--- Start Records for the exercise ---

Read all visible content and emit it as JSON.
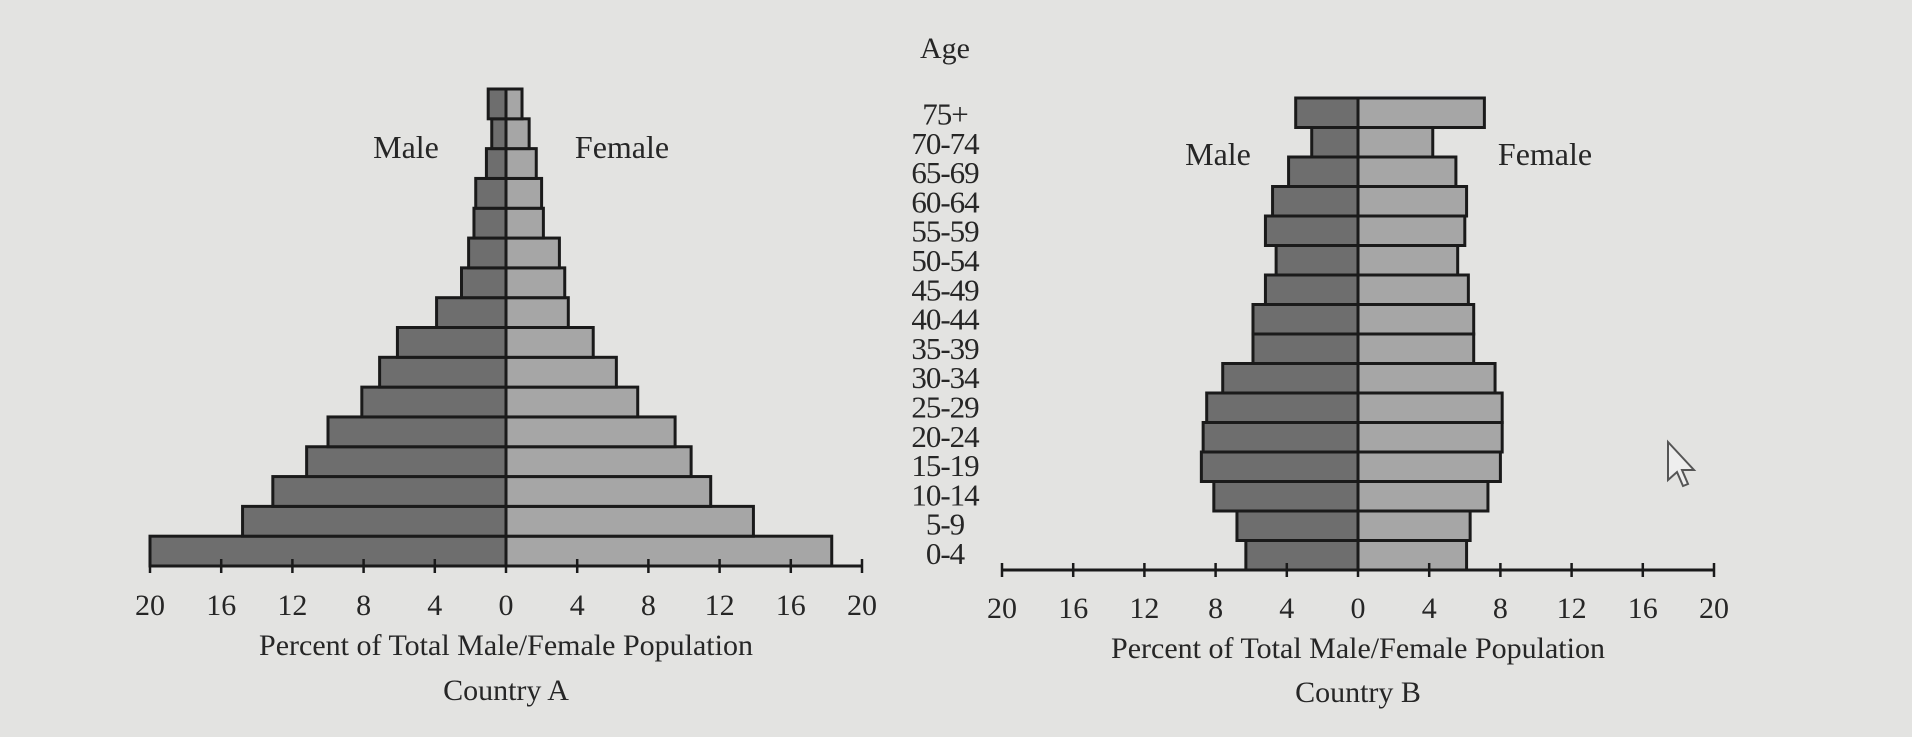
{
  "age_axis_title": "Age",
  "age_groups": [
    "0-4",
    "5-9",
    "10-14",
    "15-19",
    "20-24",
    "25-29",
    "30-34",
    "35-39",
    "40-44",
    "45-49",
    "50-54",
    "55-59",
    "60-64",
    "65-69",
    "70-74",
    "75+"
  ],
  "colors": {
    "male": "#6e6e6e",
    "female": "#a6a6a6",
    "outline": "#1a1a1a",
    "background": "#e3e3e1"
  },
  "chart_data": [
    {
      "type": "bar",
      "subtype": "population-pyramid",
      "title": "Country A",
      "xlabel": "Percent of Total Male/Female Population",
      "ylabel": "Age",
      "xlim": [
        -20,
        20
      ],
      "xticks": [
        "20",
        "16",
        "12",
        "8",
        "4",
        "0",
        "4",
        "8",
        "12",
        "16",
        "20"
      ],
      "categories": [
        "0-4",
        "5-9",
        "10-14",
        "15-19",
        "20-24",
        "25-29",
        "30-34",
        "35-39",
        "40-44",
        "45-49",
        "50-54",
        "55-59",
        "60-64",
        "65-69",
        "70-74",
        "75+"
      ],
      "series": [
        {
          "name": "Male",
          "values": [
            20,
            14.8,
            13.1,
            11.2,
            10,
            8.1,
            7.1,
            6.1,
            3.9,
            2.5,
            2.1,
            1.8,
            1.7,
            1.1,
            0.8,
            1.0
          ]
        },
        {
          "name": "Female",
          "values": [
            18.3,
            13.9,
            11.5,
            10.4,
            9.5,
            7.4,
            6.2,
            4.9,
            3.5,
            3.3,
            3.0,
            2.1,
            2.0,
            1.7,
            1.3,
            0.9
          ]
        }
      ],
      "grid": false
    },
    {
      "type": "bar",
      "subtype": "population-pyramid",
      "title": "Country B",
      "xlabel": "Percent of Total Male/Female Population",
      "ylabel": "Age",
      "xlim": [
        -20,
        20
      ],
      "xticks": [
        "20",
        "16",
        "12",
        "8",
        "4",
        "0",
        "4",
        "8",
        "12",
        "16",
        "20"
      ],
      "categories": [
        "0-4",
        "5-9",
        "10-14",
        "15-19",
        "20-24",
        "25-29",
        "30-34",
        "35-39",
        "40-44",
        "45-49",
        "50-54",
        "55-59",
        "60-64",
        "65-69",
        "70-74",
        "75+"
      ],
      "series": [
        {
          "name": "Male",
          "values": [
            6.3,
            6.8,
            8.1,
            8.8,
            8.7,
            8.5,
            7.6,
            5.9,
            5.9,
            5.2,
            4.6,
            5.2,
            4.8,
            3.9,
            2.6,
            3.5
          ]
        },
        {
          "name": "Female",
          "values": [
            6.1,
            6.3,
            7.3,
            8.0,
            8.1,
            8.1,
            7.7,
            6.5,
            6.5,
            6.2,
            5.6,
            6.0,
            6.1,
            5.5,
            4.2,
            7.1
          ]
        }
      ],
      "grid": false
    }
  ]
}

--- End Records for the exercise ---

- **Task requirements**: Without including any pictures, please restate all the records exactly.

- **Final result**:
Read all visible content and emit it as JSON.
{
  "age_axis_title": "Age",
  "age_groups": [
    "0-4",
    "5-9",
    "10-14",
    "15-19",
    "20-24",
    "25-29",
    "30-34",
    "35-39",
    "40-44",
    "45-49",
    "50-54",
    "55-59",
    "60-64",
    "65-69",
    "70-74",
    "75+"
  ],
  "colors": {
    "male": "#6e6e6e",
    "female": "#a6a6a6",
    "outline": "#1a1a1a",
    "background": "#e3e3e1"
  },
  "chart_data": [
    {
      "type": "bar",
      "subtype": "population-pyramid",
      "title": "Country A",
      "xlabel": "Percent of Total Male/Female Population",
      "ylabel": "Age",
      "xlim": [
        -20,
        20
      ],
      "xticks": [
        "20",
        "16",
        "12",
        "8",
        "4",
        "0",
        "4",
        "8",
        "12",
        "16",
        "20"
      ],
      "categories": [
        "0-4",
        "5-9",
        "10-14",
        "15-19",
        "20-24",
        "25-29",
        "30-34",
        "35-39",
        "40-44",
        "45-49",
        "50-54",
        "55-59",
        "60-64",
        "65-69",
        "70-74",
        "75+"
      ],
      "series": [
        {
          "name": "Male",
          "values": [
            20,
            14.8,
            13.1,
            11.2,
            10,
            8.1,
            7.1,
            6.1,
            3.9,
            2.5,
            2.1,
            1.8,
            1.7,
            1.1,
            0.8,
            1.0
          ]
        },
        {
          "name": "Female",
          "values": [
            18.3,
            13.9,
            11.5,
            10.4,
            9.5,
            7.4,
            6.2,
            4.9,
            3.5,
            3.3,
            3.0,
            2.1,
            2.0,
            1.7,
            1.3,
            0.9
          ]
        }
      ],
      "grid": false
    },
    {
      "type": "bar",
      "subtype": "population-pyramid",
      "title": "Country B",
      "xlabel": "Percent of Total Male/Female Population",
      "ylabel": "Age",
      "xlim": [
        -20,
        20
      ],
      "xticks": [
        "20",
        "16",
        "12",
        "8",
        "4",
        "0",
        "4",
        "8",
        "12",
        "16",
        "20"
      ],
      "categories": [
        "0-4",
        "5-9",
        "10-14",
        "15-19",
        "20-24",
        "25-29",
        "30-34",
        "35-39",
        "40-44",
        "45-49",
        "50-54",
        "55-59",
        "60-64",
        "65-69",
        "70-74",
        "75+"
      ],
      "series": [
        {
          "name": "Male",
          "values": [
            6.3,
            6.8,
            8.1,
            8.8,
            8.7,
            8.5,
            7.6,
            5.9,
            5.9,
            5.2,
            4.6,
            5.2,
            4.8,
            3.9,
            2.6,
            3.5
          ]
        },
        {
          "name": "Female",
          "values": [
            6.1,
            6.3,
            7.3,
            8.0,
            8.1,
            8.1,
            7.7,
            6.5,
            6.5,
            6.2,
            5.6,
            6.0,
            6.1,
            5.5,
            4.2,
            7.1
          ]
        }
      ],
      "grid": false
    }
  ]
}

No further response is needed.